TO BE DONE
Copy all lines in which the word "故正确答案为" can be found.

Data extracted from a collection
>>>>>
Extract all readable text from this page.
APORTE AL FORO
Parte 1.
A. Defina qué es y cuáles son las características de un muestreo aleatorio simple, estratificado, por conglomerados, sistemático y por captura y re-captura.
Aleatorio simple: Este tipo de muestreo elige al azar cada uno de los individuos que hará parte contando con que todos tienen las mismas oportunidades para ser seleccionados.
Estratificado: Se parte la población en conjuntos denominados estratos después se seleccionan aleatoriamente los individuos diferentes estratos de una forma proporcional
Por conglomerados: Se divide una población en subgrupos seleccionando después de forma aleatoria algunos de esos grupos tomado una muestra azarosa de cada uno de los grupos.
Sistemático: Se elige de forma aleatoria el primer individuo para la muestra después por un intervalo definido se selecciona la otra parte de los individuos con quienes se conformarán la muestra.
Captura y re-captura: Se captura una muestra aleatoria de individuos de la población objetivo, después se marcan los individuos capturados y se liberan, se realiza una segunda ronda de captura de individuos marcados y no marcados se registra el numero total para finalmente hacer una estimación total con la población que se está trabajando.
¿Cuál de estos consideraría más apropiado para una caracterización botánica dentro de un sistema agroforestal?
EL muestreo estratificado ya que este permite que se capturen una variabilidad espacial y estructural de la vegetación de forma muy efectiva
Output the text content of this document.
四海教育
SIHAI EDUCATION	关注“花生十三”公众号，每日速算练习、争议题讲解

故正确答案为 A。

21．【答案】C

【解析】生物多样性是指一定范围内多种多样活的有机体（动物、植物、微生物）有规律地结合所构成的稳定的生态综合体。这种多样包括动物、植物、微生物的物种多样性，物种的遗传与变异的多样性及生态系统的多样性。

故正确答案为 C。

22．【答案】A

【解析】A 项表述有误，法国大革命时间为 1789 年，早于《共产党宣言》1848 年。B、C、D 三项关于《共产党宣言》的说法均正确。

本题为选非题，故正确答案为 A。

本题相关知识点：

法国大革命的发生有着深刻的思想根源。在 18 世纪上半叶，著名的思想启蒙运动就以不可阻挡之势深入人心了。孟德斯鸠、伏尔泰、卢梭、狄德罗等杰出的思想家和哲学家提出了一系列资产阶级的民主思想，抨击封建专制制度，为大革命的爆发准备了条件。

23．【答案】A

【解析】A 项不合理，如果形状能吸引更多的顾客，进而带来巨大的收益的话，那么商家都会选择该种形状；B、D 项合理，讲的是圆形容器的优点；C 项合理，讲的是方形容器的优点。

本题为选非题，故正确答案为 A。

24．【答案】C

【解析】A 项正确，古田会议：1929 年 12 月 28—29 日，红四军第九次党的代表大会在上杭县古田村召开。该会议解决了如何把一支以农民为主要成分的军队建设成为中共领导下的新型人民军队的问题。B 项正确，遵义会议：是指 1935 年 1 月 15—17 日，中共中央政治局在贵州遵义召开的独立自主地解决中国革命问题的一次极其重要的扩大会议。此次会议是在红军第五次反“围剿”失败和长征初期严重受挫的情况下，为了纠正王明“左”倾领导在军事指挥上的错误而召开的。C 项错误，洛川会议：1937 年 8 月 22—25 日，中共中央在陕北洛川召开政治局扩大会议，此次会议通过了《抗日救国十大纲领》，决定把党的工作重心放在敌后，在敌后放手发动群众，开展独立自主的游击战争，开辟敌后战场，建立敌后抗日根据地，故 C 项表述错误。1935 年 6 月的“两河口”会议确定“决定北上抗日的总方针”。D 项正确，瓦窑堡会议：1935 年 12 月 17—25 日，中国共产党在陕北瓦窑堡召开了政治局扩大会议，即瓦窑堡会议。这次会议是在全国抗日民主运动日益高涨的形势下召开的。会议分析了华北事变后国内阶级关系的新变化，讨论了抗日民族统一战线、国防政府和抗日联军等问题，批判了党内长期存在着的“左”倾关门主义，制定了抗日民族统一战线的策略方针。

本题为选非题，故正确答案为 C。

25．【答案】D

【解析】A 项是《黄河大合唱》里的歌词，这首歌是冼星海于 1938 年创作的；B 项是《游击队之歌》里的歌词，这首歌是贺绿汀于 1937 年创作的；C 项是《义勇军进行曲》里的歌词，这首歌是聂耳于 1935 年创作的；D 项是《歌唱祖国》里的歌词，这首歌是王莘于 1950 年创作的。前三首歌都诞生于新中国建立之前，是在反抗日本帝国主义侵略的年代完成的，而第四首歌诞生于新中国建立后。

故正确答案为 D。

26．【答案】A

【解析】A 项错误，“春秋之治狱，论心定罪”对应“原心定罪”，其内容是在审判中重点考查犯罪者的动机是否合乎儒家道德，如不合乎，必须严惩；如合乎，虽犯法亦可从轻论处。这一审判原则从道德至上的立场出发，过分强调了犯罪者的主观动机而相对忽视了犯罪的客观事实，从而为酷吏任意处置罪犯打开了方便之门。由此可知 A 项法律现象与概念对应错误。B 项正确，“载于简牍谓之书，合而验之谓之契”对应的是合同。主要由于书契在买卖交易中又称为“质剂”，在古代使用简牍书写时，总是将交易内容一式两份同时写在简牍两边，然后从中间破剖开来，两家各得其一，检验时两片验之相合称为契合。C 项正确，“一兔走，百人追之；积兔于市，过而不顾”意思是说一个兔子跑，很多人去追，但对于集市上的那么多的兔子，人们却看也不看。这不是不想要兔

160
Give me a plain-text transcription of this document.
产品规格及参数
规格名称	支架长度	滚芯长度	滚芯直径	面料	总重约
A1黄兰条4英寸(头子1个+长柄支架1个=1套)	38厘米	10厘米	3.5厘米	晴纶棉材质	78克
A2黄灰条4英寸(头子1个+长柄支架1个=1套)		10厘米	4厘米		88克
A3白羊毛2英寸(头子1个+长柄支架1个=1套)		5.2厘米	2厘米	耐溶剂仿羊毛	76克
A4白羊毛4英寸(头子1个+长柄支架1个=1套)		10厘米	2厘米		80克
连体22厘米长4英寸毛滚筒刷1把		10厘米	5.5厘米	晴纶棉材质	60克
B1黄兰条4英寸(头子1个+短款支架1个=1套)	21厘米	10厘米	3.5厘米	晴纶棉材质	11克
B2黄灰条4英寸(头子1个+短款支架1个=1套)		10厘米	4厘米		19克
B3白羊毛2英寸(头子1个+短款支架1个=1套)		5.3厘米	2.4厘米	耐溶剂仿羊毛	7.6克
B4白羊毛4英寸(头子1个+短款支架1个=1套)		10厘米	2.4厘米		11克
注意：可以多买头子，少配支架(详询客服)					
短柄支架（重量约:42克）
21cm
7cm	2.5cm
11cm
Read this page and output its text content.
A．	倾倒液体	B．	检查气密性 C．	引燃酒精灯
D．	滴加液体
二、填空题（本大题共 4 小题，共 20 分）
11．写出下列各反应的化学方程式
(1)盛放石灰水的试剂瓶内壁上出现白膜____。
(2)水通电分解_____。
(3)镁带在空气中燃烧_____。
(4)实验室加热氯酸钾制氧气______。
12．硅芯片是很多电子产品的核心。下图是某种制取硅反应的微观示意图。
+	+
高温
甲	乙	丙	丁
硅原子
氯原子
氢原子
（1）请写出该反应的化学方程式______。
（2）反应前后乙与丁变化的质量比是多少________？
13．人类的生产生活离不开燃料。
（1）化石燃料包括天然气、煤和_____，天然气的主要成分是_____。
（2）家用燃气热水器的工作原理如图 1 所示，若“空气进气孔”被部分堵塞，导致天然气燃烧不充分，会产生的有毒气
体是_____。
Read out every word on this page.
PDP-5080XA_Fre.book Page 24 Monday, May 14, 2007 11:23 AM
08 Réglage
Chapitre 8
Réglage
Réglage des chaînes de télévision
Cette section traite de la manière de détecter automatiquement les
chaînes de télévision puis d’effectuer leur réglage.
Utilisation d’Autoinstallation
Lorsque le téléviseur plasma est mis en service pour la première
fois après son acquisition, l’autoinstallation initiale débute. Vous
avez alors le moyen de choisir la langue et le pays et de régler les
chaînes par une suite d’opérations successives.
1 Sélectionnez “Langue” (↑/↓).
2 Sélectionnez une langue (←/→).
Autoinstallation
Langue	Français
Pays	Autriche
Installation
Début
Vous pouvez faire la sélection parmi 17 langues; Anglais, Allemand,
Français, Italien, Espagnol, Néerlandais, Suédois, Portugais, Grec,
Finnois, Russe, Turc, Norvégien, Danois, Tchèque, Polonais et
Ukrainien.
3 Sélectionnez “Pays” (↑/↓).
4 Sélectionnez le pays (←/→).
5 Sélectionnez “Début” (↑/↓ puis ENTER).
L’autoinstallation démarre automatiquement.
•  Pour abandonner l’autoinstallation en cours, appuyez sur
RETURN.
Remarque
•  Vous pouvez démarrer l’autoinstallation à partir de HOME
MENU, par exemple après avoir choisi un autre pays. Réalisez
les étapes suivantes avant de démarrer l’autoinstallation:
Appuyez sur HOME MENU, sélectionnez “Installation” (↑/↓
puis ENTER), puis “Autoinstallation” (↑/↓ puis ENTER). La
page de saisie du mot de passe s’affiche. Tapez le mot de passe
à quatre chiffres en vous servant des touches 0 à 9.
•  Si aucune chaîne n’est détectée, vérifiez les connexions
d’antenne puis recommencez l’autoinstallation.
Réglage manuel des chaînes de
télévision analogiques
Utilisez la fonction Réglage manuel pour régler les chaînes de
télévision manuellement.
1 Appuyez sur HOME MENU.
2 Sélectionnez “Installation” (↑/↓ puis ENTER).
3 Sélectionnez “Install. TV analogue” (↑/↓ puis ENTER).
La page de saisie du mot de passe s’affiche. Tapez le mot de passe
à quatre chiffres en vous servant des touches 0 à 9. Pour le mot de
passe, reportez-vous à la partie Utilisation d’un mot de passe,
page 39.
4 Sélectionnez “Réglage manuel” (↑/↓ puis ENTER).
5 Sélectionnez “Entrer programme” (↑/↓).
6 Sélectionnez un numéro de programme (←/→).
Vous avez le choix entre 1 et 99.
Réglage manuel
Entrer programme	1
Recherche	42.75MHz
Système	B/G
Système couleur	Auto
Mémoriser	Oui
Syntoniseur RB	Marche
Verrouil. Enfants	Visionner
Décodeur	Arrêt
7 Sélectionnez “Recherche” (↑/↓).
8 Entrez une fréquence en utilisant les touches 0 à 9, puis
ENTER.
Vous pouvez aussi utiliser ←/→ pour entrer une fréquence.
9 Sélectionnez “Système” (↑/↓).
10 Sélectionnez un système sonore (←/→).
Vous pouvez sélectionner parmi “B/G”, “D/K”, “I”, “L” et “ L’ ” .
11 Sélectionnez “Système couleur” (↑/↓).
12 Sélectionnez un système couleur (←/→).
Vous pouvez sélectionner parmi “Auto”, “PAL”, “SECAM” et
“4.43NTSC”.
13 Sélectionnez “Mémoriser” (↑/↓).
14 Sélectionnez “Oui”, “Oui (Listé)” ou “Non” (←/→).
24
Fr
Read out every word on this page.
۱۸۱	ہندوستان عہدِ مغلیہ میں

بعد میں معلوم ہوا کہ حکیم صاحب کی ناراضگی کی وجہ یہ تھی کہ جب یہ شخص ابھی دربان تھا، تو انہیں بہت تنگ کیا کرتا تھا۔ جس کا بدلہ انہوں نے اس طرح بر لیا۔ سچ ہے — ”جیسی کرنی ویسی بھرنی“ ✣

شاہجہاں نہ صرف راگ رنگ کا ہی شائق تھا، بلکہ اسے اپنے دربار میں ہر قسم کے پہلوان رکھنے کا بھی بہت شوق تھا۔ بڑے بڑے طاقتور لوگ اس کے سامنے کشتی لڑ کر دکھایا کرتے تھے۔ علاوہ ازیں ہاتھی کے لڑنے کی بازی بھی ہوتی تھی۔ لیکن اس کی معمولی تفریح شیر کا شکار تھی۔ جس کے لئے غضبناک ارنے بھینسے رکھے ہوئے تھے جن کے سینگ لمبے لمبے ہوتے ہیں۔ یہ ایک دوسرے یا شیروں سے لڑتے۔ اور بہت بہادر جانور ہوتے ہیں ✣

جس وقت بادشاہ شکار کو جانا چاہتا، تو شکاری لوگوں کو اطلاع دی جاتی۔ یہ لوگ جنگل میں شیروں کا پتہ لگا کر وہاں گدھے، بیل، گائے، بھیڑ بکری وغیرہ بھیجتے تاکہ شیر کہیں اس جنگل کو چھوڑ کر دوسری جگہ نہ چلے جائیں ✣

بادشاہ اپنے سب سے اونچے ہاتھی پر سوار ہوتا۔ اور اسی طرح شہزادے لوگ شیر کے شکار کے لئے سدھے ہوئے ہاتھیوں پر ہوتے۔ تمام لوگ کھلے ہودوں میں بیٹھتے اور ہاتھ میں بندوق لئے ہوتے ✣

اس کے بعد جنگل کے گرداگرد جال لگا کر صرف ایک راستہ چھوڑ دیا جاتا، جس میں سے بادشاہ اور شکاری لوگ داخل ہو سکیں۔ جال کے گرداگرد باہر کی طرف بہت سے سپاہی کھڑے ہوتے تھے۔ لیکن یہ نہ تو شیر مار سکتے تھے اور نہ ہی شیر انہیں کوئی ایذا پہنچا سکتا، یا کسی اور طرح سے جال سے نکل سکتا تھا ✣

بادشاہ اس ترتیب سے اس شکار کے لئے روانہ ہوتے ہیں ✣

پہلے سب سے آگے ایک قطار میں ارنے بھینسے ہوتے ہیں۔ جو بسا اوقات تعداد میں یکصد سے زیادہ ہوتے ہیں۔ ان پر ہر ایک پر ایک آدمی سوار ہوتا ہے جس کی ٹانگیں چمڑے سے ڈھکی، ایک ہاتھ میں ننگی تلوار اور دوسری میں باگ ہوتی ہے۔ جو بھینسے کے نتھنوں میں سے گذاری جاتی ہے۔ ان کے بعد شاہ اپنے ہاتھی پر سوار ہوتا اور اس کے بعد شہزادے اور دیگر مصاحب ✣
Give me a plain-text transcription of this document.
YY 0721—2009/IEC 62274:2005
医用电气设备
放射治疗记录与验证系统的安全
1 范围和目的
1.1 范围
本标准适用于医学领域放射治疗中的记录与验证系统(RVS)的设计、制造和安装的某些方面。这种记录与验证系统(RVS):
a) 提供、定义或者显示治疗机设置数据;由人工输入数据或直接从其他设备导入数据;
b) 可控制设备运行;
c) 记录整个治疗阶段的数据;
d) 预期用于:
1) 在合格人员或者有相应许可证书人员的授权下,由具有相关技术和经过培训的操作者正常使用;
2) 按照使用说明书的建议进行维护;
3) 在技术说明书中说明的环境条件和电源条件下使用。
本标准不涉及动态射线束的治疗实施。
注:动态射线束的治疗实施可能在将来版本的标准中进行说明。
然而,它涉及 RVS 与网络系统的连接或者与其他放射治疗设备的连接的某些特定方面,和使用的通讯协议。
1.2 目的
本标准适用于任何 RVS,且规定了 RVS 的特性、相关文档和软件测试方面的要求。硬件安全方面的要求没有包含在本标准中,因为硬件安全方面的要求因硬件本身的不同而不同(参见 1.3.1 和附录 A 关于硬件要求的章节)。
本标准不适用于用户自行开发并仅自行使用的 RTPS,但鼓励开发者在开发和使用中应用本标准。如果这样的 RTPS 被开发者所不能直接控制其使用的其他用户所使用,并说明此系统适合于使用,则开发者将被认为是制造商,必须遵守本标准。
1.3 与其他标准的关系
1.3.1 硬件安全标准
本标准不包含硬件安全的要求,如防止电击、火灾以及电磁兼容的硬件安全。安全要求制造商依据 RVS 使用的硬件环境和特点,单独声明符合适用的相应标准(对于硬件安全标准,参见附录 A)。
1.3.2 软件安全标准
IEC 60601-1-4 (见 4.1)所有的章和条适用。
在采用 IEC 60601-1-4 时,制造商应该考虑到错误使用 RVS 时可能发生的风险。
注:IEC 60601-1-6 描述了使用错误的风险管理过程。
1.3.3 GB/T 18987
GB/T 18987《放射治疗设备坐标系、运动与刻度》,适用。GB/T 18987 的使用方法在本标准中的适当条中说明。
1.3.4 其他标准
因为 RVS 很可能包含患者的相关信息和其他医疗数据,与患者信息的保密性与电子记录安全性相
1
<<<<<
WRITTEN SOLUTION
故正确答案为 A。
故正确答案为 C。
本题为选非题，故正确答案为 A。
本题为选非题，故正确答案为 A。
本题为选非题，故正确答案为 C。
故正确答案为 D。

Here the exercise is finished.